Goal — Give every line below again, exactly.

:: Dataset

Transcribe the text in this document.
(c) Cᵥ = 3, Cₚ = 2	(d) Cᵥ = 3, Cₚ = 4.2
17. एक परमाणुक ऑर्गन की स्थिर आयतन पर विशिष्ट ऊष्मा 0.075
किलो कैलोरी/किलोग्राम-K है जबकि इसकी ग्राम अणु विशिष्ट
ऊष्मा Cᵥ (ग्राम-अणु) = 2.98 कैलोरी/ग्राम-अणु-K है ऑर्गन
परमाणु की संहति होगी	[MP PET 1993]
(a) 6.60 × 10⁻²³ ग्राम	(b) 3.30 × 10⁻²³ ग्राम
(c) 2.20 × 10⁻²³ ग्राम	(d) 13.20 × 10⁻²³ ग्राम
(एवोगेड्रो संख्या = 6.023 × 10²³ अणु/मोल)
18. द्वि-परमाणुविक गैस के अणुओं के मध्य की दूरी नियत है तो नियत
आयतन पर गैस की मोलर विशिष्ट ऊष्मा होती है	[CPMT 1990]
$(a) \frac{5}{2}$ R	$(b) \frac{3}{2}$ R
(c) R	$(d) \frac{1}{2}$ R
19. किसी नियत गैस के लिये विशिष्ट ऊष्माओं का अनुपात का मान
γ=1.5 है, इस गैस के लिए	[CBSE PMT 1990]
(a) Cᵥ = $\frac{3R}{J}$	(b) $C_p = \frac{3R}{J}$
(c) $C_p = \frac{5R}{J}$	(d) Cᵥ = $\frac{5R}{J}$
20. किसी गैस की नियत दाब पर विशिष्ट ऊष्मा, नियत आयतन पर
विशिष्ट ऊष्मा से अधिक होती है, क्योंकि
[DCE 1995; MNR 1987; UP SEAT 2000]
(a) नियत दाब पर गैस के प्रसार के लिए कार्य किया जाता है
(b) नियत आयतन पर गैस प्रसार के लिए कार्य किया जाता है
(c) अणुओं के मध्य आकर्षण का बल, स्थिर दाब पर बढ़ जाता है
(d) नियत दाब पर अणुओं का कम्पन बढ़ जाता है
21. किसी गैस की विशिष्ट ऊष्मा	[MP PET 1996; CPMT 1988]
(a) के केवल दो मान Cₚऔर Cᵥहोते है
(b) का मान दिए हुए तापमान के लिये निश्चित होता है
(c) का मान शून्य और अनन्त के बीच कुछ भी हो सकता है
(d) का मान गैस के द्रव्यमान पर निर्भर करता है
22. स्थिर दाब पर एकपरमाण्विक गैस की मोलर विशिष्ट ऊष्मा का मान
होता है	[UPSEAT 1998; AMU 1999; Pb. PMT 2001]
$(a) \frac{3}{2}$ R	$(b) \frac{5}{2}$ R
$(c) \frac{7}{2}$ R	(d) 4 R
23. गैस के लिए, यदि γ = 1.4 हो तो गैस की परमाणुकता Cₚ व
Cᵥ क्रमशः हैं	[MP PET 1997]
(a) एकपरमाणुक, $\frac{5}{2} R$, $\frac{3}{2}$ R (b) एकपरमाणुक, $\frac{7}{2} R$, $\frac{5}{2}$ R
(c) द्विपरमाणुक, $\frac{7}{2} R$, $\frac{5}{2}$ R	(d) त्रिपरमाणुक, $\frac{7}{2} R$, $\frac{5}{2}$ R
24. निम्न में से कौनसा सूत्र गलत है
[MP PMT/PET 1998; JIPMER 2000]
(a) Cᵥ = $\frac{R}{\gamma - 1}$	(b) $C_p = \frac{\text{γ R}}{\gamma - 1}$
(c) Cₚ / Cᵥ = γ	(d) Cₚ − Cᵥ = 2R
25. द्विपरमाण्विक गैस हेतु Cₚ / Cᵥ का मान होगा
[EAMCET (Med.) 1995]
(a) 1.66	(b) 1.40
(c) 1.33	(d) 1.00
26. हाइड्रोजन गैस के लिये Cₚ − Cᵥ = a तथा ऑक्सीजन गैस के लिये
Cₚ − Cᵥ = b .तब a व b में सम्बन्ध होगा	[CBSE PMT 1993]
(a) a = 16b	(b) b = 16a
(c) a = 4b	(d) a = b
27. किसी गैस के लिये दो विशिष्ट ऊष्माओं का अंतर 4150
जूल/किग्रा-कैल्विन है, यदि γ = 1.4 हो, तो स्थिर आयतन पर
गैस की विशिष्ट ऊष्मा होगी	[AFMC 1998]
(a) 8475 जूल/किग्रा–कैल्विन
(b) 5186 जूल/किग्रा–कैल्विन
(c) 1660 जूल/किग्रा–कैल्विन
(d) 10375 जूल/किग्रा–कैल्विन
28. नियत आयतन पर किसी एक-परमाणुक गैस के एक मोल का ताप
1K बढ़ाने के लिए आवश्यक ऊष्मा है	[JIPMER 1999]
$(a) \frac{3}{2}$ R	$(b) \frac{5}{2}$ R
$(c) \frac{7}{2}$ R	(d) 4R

::::

Answer to this task —
Transcribe the text in this document.
(c) Cᵥ = 3, Cₚ = 2	(d) Cᵥ = 3, Cₚ = 4.2
17. एक परमाणुक ऑर्गन की स्थिर आयतन पर विशिष्ट ऊष्मा 0.075
किलो कैलोरी/किलोग्राम-K है जबकि इसकी ग्राम अणु विशिष्ट
ऊष्मा Cᵥ (ग्राम-अणु) = 2.98 कैलोरी/ग्राम-अणु-K है ऑर्गन
परमाणु की संहति होगी	[MP PET 1993]
(a) 6.60 × 10⁻²³ ग्राम	(b) 3.30 × 10⁻²³ ग्राम
(c) 2.20 × 10⁻²³ ग्राम	(d) 13.20 × 10⁻²³ ग्राम
(एवोगेड्रो संख्या = 6.023 × 10²³ अणु/मोल)
18. द्वि-परमाणुविक गैस के अणुओं के मध्य की दूरी नियत है तो नियत
आयतन पर गैस की मोलर विशिष्ट ऊष्मा होती है	[CPMT 1990]
$(a) \frac{5}{2}$ R	$(b) \frac{3}{2}$ R
(c) R	$(d) \frac{1}{2}$ R
19. किसी नियत गैस के लिये विशिष्ट ऊष्माओं का अनुपात का मान
γ=1.5 है, इस गैस के लिए	[CBSE PMT 1990]
(a) Cᵥ = $\frac{3R}{J}$	(b) $C_p = \frac{3R}{J}$
(c) $C_p = \frac{5R}{J}$	(d) Cᵥ = $\frac{5R}{J}$
20. किसी गैस की नियत दाब पर विशिष्ट ऊष्मा, नियत आयतन पर
विशिष्ट ऊष्मा से अधिक होती है, क्योंकि
[DCE 1995; MNR 1987; UP SEAT 2000]
(a) नियत दाब पर गैस के प्रसार के लिए कार्य किया जाता है
(b) नियत आयतन पर गैस प्रसार के लिए कार्य किया जाता है
(c) अणुओं के मध्य आकर्षण का बल, स्थिर दाब पर बढ़ जाता है
(d) नियत दाब पर अणुओं का कम्पन बढ़ जाता है
21. किसी गैस की विशिष्ट ऊष्मा	[MP PET 1996; CPMT 1988]
(a) के केवल दो मान Cₚऔर Cᵥहोते है
(b) का मान दिए हुए तापमान के लिये निश्चित होता है
(c) का मान शून्य और अनन्त के बीच कुछ भी हो सकता है
(d) का मान गैस के द्रव्यमान पर निर्भर करता है
22. स्थिर दाब पर एकपरमाण्विक गैस की मोलर विशिष्ट ऊष्मा का मान
होता है	[UPSEAT 1998; AMU 1999; Pb. PMT 2001]
$(a) \frac{3}{2}$ R	$(b) \frac{5}{2}$ R
$(c) \frac{7}{2}$ R	(d) 4 R
23. गैस के लिए, यदि γ = 1.4 हो तो गैस की परमाणुकता Cₚ व
Cᵥ क्रमशः हैं	[MP PET 1997]
(a) एकपरमाणुक, $\frac{5}{2} R$, $\frac{3}{2}$ R (b) एकपरमाणुक, $\frac{7}{2} R$, $\frac{5}{2}$ R
(c) द्विपरमाणुक, $\frac{7}{2} R$, $\frac{5}{2}$ R	(d) त्रिपरमाणुक, $\frac{7}{2} R$, $\frac{5}{2}$ R
24. निम्न में से कौनसा सूत्र गलत है
[MP PMT/PET 1998; JIPMER 2000]
(a) Cᵥ = $\frac{R}{\gamma - 1}$	(b) $C_p = \frac{\text{γ R}}{\gamma - 1}$
(c) Cₚ / Cᵥ = γ	(d) Cₚ − Cᵥ = 2R
25. द्विपरमाण्विक गैस हेतु Cₚ / Cᵥ का मान होगा
[EAMCET (Med.) 1995]
(a) 1.66	(b) 1.40
(c) 1.33	(d) 1.00
26. हाइड्रोजन गैस के लिये Cₚ − Cᵥ = a तथा ऑक्सीजन गैस के लिये
Cₚ − Cᵥ = b .तब a व b में सम्बन्ध होगा	[CBSE PMT 1993]
(a) a = 16b	(b) b = 16a
(c) a = 4b	(d) a = b
27. किसी गैस के लिये दो विशिष्ट ऊष्माओं का अंतर 4150
जूल/किग्रा-कैल्विन है, यदि γ = 1.4 हो, तो स्थिर आयतन पर
गैस की विशिष्ट ऊष्मा होगी	[AFMC 1998]
(a) 8475 जूल/किग्रा–कैल्विन
(b) 5186 जूल/किग्रा–कैल्विन
(c) 1660 जूल/किग्रा–कैल्विन
(d) 10375 जूल/किग्रा–कैल्विन
28. नियत आयतन पर किसी एक-परमाणुक गैस के एक मोल का ताप
1K बढ़ाने के लिए आवश्यक ऊष्मा है	[JIPMER 1999]
$(a) \frac{3}{2}$ R	$(b) \frac{5}{2}$ R
$(c) \frac{7}{2}$ R	(d) 4R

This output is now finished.